■ Exercise:
Please go line by line through the material and copy each one containing the word "JSON".
======== Given data
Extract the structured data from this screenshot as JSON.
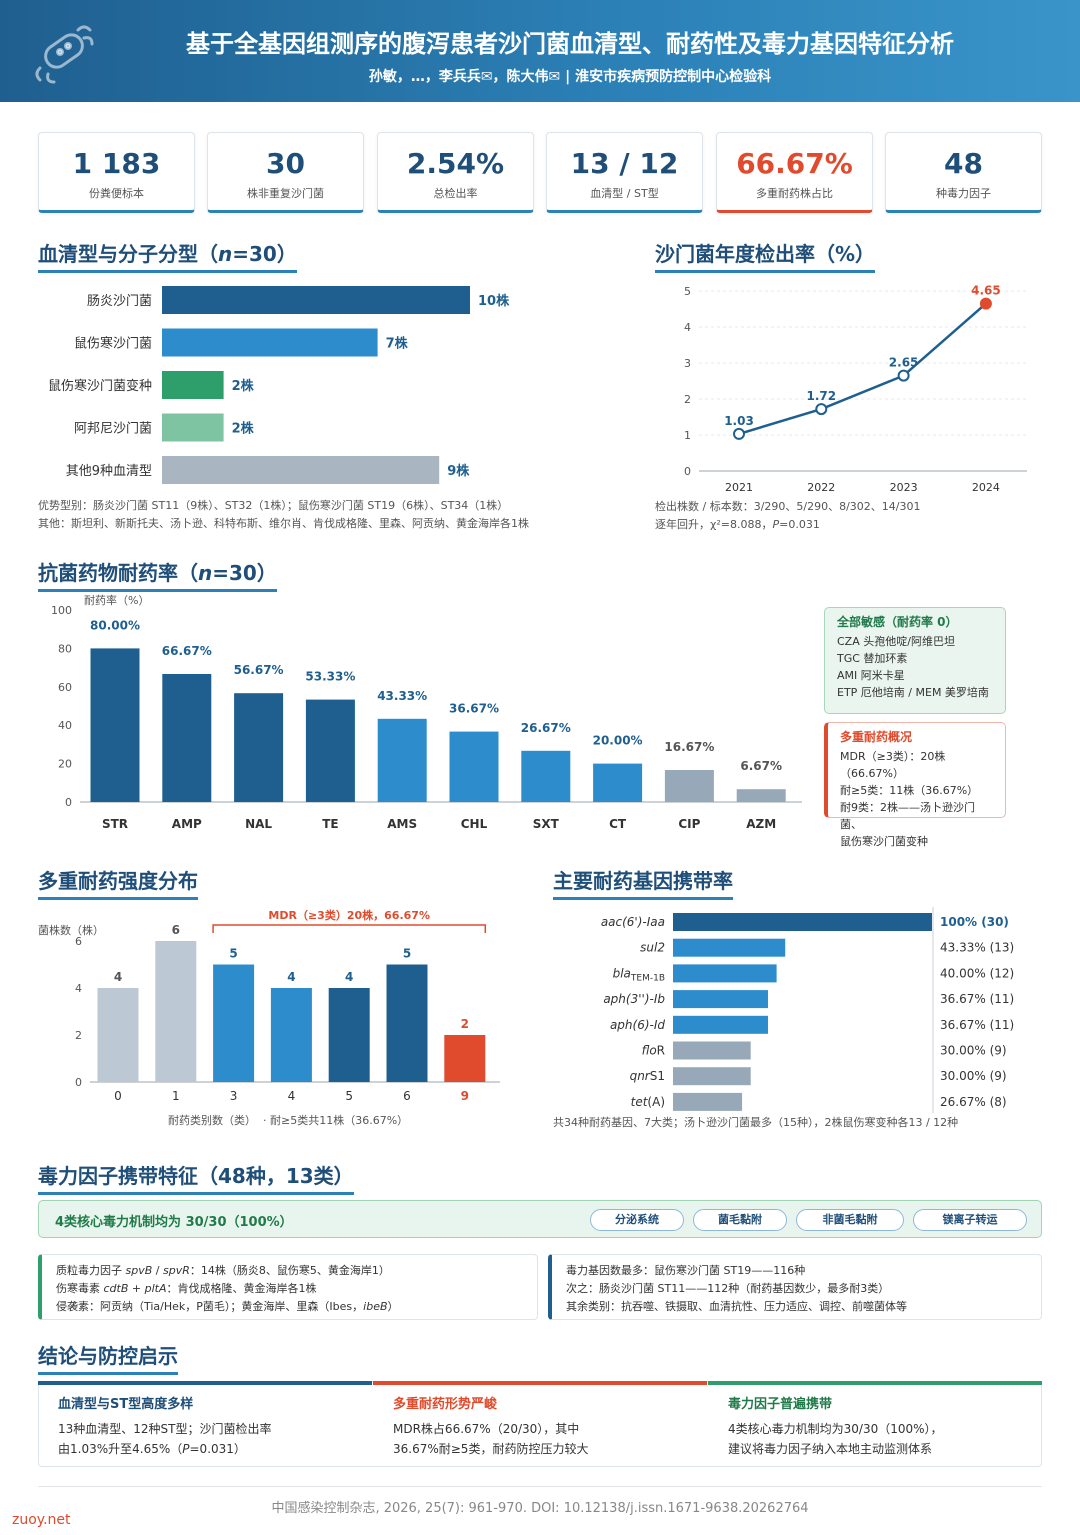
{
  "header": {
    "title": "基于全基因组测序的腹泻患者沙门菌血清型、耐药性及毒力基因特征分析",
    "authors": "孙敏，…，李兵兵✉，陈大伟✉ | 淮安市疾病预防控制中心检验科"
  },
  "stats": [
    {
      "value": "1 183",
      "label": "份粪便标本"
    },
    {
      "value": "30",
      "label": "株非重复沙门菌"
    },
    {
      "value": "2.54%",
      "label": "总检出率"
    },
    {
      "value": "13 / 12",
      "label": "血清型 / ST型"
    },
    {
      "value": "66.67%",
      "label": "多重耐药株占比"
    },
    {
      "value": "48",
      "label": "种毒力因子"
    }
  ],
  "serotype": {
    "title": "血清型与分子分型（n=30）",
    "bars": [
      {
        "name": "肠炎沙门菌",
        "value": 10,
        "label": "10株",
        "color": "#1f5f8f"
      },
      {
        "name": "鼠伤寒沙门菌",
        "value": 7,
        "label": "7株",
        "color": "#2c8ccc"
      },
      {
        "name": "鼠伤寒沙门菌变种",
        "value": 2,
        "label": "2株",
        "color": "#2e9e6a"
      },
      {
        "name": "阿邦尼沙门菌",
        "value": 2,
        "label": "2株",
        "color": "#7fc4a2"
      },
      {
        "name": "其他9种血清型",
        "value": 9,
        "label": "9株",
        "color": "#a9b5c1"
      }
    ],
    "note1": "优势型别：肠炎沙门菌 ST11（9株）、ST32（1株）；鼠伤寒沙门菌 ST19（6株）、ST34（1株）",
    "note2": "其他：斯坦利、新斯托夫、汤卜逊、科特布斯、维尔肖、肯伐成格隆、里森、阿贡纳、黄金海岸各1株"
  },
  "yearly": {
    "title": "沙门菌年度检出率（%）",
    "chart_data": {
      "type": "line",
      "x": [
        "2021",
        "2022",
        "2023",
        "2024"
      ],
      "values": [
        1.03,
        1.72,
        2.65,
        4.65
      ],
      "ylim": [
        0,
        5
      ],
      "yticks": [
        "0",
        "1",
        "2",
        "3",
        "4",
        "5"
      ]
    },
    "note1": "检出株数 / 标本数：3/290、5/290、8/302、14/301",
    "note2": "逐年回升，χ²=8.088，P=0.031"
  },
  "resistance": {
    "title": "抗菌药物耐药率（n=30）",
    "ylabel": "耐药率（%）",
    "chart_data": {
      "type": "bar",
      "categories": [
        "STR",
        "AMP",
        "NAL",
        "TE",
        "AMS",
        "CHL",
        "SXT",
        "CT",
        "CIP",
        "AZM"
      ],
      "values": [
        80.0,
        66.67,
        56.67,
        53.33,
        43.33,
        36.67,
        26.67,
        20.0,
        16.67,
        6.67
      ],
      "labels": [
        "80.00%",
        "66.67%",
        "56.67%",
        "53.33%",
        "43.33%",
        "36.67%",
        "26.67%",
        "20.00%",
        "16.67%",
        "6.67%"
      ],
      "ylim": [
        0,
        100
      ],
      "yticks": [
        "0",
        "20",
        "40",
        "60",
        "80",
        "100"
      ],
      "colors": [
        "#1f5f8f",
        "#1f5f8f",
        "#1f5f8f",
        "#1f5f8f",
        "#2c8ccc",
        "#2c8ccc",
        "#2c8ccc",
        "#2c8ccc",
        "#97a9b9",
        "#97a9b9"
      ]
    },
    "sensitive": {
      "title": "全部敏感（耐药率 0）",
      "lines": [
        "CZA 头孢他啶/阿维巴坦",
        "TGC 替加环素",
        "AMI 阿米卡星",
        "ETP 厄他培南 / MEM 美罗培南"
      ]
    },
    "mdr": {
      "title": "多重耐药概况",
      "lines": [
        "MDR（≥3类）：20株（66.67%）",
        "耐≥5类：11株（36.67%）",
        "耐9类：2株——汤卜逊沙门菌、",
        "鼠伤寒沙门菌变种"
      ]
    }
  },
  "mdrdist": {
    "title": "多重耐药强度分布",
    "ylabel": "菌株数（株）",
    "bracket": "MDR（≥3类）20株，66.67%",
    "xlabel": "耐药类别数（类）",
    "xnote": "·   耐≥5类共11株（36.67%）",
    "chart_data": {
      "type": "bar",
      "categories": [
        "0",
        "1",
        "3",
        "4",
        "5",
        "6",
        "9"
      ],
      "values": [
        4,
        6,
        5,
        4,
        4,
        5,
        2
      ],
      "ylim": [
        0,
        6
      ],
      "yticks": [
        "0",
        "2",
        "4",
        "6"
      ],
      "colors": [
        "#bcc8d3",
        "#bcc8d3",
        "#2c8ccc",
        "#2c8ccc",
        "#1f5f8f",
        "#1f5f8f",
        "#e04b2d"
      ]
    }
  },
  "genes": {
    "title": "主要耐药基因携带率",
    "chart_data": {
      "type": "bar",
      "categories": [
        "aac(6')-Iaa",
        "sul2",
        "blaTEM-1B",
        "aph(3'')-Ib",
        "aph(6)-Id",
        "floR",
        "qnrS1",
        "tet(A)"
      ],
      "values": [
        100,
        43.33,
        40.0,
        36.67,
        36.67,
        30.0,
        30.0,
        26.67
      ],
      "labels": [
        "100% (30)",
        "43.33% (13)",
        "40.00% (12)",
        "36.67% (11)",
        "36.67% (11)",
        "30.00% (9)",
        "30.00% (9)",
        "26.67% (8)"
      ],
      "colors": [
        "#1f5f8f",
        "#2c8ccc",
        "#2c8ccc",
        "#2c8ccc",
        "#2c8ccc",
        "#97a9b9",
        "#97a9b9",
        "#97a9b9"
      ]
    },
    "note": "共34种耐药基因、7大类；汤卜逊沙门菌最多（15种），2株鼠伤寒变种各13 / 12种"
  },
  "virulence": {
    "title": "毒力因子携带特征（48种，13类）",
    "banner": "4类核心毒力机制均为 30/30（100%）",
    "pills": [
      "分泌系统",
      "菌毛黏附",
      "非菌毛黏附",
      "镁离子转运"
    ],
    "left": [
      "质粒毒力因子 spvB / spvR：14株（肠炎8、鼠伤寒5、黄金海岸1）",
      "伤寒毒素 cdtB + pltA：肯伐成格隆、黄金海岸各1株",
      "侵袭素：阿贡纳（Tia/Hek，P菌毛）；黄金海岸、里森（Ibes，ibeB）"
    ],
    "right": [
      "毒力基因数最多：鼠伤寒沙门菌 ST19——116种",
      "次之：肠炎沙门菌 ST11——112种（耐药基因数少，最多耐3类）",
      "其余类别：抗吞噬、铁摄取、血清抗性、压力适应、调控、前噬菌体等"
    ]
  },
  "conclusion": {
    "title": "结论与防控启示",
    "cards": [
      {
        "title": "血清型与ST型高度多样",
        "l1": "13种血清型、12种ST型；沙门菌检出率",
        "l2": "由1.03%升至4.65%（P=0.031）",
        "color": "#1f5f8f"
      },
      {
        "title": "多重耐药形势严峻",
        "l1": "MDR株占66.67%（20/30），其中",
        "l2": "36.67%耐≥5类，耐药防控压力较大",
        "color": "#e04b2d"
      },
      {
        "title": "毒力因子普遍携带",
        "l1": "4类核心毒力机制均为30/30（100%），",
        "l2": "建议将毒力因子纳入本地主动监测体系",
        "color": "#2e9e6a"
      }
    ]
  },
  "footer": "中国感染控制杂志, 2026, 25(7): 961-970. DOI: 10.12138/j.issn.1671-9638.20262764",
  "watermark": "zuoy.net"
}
================
======== Given data
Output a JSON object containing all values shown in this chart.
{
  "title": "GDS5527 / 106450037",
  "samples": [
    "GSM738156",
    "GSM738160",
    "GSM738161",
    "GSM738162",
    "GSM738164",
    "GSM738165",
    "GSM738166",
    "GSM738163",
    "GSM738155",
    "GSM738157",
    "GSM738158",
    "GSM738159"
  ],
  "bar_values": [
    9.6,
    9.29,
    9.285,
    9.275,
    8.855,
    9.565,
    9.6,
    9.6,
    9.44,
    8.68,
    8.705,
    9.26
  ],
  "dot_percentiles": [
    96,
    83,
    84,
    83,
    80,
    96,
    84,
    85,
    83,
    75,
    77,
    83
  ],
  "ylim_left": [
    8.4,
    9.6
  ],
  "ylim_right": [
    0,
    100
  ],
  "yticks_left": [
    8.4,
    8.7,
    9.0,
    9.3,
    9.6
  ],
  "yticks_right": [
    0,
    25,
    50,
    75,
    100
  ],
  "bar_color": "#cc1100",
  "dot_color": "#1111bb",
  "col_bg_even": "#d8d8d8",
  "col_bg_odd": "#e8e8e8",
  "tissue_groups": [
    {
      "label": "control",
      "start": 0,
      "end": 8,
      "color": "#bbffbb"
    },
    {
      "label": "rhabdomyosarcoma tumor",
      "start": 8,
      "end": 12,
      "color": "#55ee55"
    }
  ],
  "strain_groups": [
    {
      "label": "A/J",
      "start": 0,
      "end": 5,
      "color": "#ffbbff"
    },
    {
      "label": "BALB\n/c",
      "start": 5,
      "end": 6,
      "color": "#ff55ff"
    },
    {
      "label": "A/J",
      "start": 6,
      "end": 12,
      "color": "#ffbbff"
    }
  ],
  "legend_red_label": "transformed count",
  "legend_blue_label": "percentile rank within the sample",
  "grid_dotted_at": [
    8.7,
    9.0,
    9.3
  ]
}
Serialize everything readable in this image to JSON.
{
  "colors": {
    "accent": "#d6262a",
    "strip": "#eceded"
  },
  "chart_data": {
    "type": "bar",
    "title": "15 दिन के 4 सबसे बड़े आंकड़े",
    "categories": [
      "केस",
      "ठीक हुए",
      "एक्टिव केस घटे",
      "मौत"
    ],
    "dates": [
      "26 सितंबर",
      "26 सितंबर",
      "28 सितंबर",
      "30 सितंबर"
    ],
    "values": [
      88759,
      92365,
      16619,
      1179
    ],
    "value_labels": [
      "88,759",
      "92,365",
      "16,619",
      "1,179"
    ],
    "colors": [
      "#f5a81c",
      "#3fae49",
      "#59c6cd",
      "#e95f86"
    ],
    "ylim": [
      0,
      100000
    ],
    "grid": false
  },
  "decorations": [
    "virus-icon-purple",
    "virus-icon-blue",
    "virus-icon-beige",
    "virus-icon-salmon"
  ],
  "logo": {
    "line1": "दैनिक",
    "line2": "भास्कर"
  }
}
================
■ Problem solution:
Extract the structured data from this screenshot as JSON.
Output a JSON object containing all values shown in this chart.
Serialize everything readable in this image to JSON.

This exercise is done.